__WORK INSTRUCTIONS__
Extract every entry word for word.

+---+

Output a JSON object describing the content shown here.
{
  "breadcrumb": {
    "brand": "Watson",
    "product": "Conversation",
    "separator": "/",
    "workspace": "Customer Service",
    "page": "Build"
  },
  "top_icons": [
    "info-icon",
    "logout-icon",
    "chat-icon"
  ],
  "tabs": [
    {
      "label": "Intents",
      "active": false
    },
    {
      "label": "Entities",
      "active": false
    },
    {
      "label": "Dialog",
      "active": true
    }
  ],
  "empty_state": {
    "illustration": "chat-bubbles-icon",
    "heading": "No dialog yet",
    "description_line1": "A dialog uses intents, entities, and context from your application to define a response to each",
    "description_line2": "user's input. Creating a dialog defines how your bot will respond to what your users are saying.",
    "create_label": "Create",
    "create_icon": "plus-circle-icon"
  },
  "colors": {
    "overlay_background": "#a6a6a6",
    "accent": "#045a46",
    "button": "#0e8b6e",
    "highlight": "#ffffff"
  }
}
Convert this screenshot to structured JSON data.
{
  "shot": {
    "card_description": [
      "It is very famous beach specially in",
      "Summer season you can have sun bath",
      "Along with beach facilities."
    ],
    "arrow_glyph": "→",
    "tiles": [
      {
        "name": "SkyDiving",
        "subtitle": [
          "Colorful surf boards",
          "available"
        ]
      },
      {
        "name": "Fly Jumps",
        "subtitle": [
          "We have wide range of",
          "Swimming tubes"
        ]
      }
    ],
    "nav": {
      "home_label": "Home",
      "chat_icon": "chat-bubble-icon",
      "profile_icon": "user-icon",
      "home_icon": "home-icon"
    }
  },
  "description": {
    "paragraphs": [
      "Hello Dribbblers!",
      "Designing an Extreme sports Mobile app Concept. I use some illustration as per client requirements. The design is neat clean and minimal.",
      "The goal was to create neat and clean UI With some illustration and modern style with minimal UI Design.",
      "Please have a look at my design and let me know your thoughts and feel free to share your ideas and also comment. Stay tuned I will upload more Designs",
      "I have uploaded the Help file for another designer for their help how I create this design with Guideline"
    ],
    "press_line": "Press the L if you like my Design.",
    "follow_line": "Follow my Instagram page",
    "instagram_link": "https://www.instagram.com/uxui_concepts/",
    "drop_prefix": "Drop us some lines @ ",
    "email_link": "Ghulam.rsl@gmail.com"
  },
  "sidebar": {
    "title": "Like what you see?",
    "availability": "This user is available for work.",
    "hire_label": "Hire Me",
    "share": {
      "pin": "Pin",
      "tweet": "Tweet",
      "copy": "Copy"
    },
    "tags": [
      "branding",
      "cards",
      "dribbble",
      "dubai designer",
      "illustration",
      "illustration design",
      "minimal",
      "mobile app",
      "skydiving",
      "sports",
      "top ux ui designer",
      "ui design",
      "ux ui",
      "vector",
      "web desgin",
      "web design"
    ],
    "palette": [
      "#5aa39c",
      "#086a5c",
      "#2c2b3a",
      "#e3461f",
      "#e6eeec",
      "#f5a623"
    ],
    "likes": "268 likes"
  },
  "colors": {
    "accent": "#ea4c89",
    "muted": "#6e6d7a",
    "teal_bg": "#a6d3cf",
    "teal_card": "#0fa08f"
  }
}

+---+

__COMPLETED TASK__
Output a JSON object describing the content shown here.
{
  "breadcrumb": {
    "brand": "Watson",
    "product": "Conversation",
    "separator": "/",
    "workspace": "Customer Service",
    "page": "Build"
  },
  "top_icons": [
    "info-icon",
    "logout-icon",
    "chat-icon"
  ],
  "tabs": [
    {
      "label": "Intents",
      "active": false
    },
    {
      "label": "Entities",
      "active": false
    },
    {
      "label": "Dialog",
      "active": true
    }
  ],
  "empty_state": {
    "illustration": "chat-bubbles-icon",
    "heading": "No dialog yet",
    "description_line1": "A dialog uses intents, entities, and context from your application to define a response to each",
    "description_line2": "user's input. Creating a dialog defines how your bot will respond to what your users are saying.",
    "create_label": "Create",
    "create_icon": "plus-circle-icon"
  },
  "colors": {
    "overlay_background": "#a6a6a6",
    "accent": "#045a46",
    "button": "#0e8b6e",
    "highlight": "#ffffff"
  }
}
Convert this screenshot to structured JSON data.
{
  "shot": {
    "card_description": [
      "It is very famous beach specially in",
      "Summer season you can have sun bath",
      "Along with beach facilities."
    ],
    "arrow_glyph": "→",
    "tiles": [
      {
        "name": "SkyDiving",
        "subtitle": [
          "Colorful surf boards",
          "available"
        ]
      },
      {
        "name": "Fly Jumps",
        "subtitle": [
          "We have wide range of",
          "Swimming tubes"
        ]
      }
    ],
    "nav": {
      "home_label": "Home",
      "chat_icon": "chat-bubble-icon",
      "profile_icon": "user-icon",
      "home_icon": "home-icon"
    }
  },
  "description": {
    "paragraphs": [
      "Hello Dribbblers!",
      "Designing an Extreme sports Mobile app Concept. I use some illustration as per client requirements. The design is neat clean and minimal.",
      "The goal was to create neat and clean UI With some illustration and modern style with minimal UI Design.",
      "Please have a look at my design and let me know your thoughts and feel free to share your ideas and also comment. Stay tuned I will upload more Designs",
      "I have uploaded the Help file for another designer for their help how I create this design with Guideline"
    ],
    "press_line": "Press the L if you like my Design.",
    "follow_line": "Follow my Instagram page",
    "instagram_link": "https://www.instagram.com/uxui_concepts/",
    "drop_prefix": "Drop us some lines @ ",
    "email_link": "Ghulam.rsl@gmail.com"
  },
  "sidebar": {
    "title": "Like what you see?",
    "availability": "This user is available for work.",
    "hire_label": "Hire Me",
    "share": {
      "pin": "Pin",
      "tweet": "Tweet",
      "copy": "Copy"
    },
    "tags": [
      "branding",
      "cards",
      "dribbble",
      "dubai designer",
      "illustration",
      "illustration design",
      "minimal",
      "mobile app",
      "skydiving",
      "sports",
      "top ux ui designer",
      "ui design",
      "ux ui",
      "vector",
      "web desgin",
      "web design"
    ],
    "palette": [
      "#5aa39c",
      "#086a5c",
      "#2c2b3a",
      "#e3461f",
      "#e6eeec",
      "#f5a623"
    ],
    "likes": "268 likes"
  },
  "colors": {
    "accent": "#ea4c89",
    "muted": "#6e6d7a",
    "teal_bg": "#a6d3cf",
    "teal_card": "#0fa08f"
  }
}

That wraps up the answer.